Given task → Scan the data. Collect each line that contains the word "ffffff".

Given records →
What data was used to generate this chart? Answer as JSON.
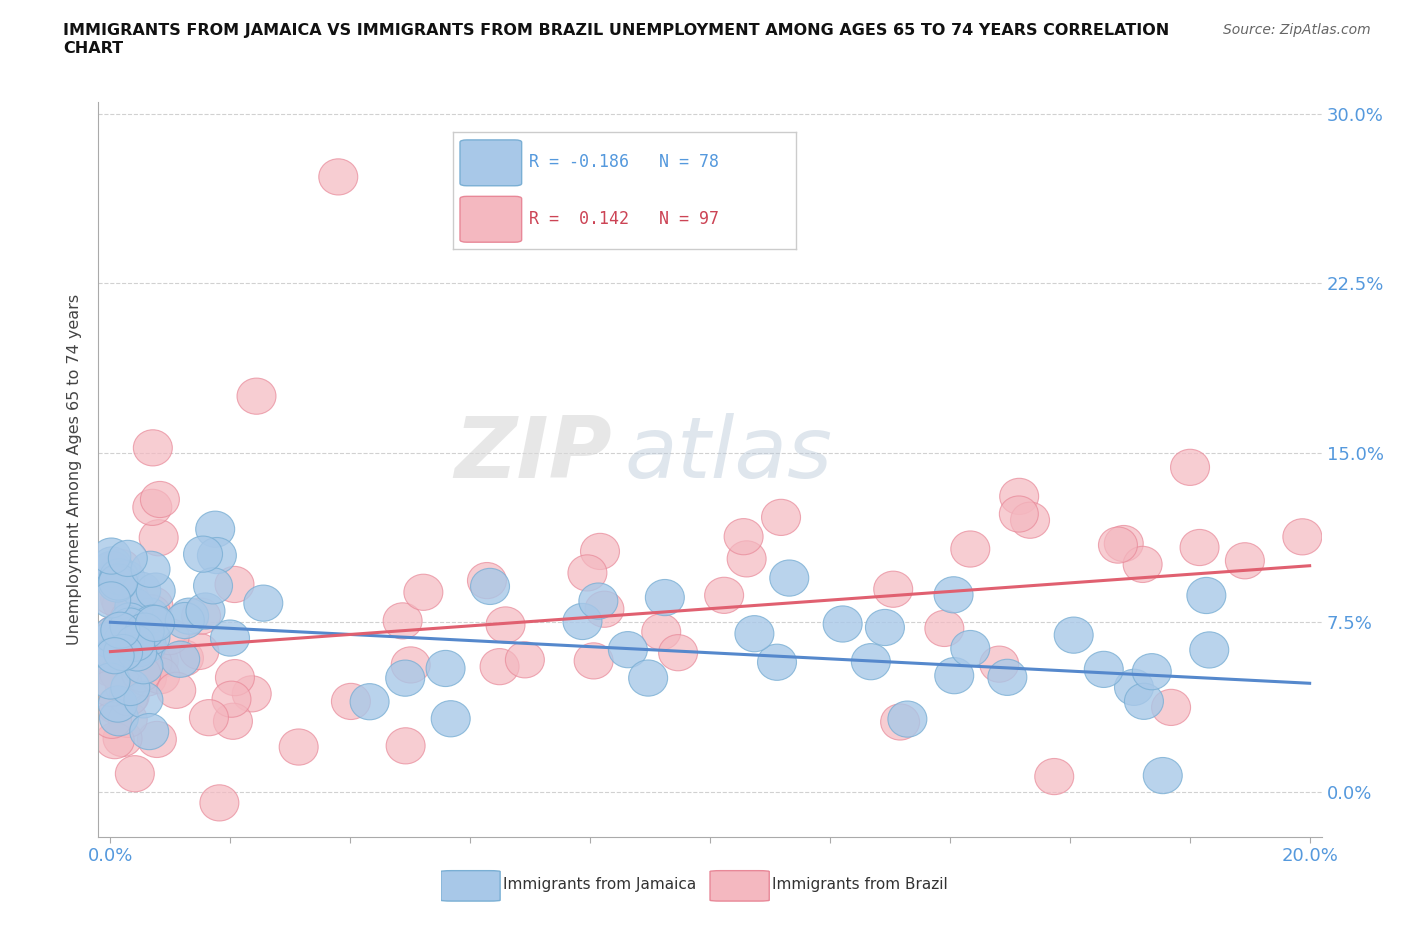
{
  "title": "IMMIGRANTS FROM JAMAICA VS IMMIGRANTS FROM BRAZIL UNEMPLOYMENT AMONG AGES 65 TO 74 YEARS CORRELATION\nCHART",
  "source_text": "Source: ZipAtlas.com",
  "ylabel": "Unemployment Among Ages 65 to 74 years",
  "xlim": [
    -0.002,
    0.202
  ],
  "ylim": [
    -0.02,
    0.305
  ],
  "ytick_positions": [
    0.0,
    0.075,
    0.15,
    0.225,
    0.3
  ],
  "ytick_labels": [
    "0.0%",
    "7.5%",
    "15.0%",
    "22.5%",
    "30.0%"
  ],
  "xtick_positions": [
    0.0,
    0.02,
    0.04,
    0.06,
    0.08,
    0.1,
    0.12,
    0.14,
    0.16,
    0.18,
    0.2
  ],
  "xtick_labels": [
    "0.0%",
    "",
    "",
    "",
    "",
    "",
    "",
    "",
    "",
    "",
    "20.0%"
  ],
  "jamaica_color": "#a8c8e8",
  "jamaica_edge_color": "#7aafd4",
  "brazil_color": "#f4b8c0",
  "brazil_edge_color": "#e88898",
  "jamaica_line_color": "#5588cc",
  "brazil_line_color": "#e06070",
  "watermark_zip": "ZIP",
  "watermark_atlas": "atlas",
  "legend_r_jamaica": "R = -0.186",
  "legend_n_jamaica": "N = 78",
  "legend_r_brazil": "R =  0.142",
  "legend_n_brazil": "N = 97",
  "jamaica_trend_x": [
    0.0,
    0.2
  ],
  "jamaica_trend_y": [
    0.075,
    0.048
  ],
  "brazil_trend_x": [
    0.0,
    0.2
  ],
  "brazil_trend_y": [
    0.062,
    0.1
  ],
  "background_color": "#ffffff",
  "axis_color": "#aaaaaa",
  "tick_color": "#5599dd",
  "grid_color": "#cccccc",
  "legend_box_color": "#f0f4ff"
}
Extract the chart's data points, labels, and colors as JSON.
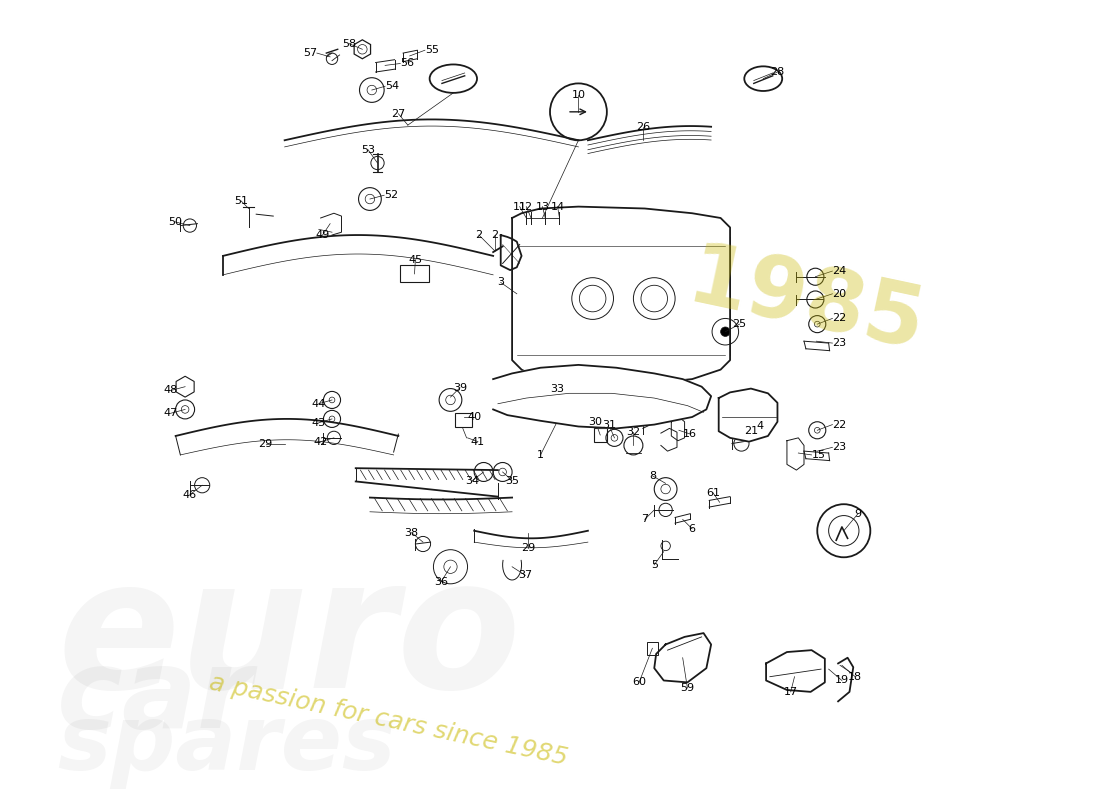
{
  "bg_color": "#ffffff",
  "line_color": "#1a1a1a",
  "figsize": [
    11.0,
    8.0
  ],
  "dpi": 100
}
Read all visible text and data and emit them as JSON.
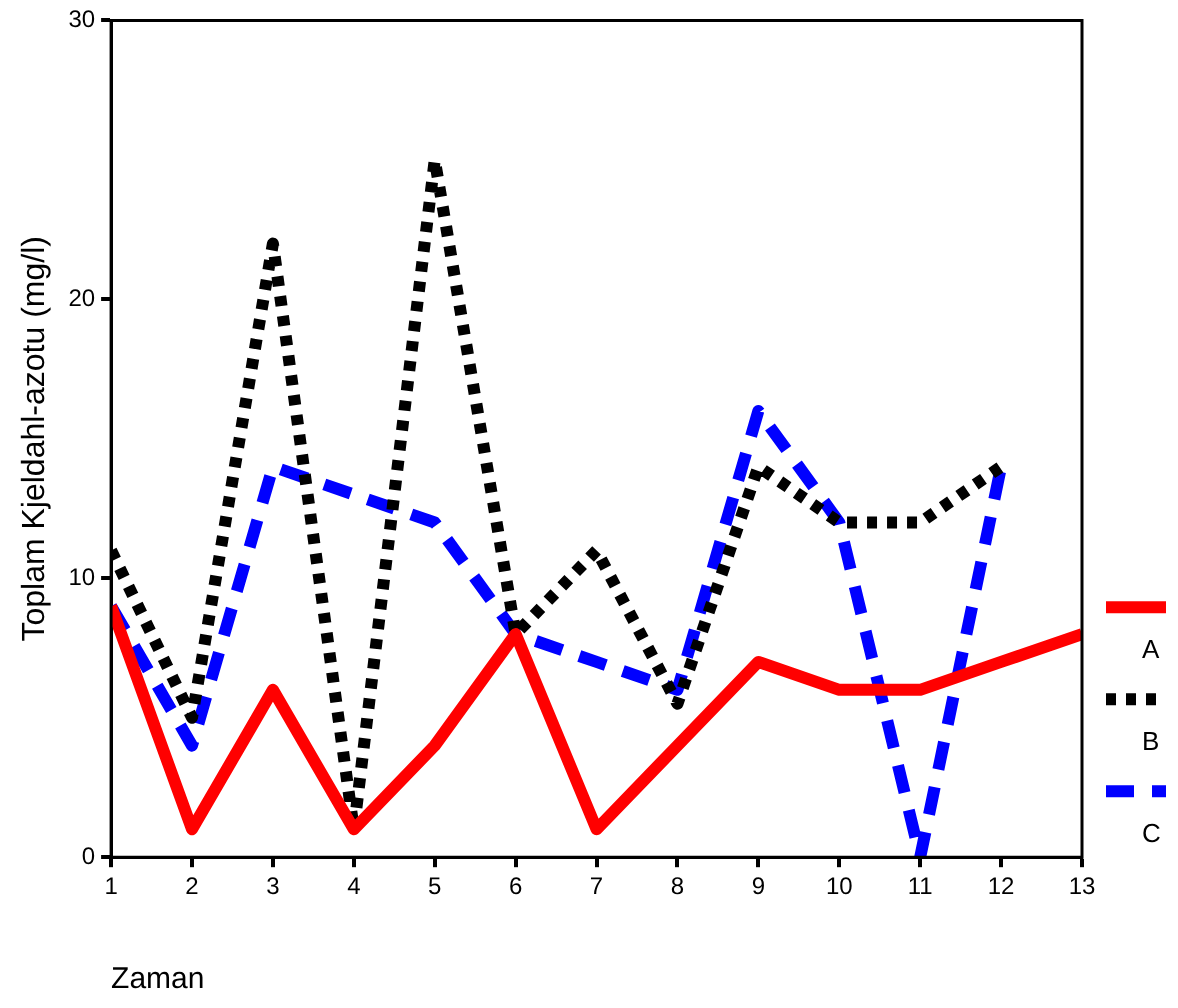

Result of the task →
  "background_color": "#ffffff",
  "bg_color": "#ffffff",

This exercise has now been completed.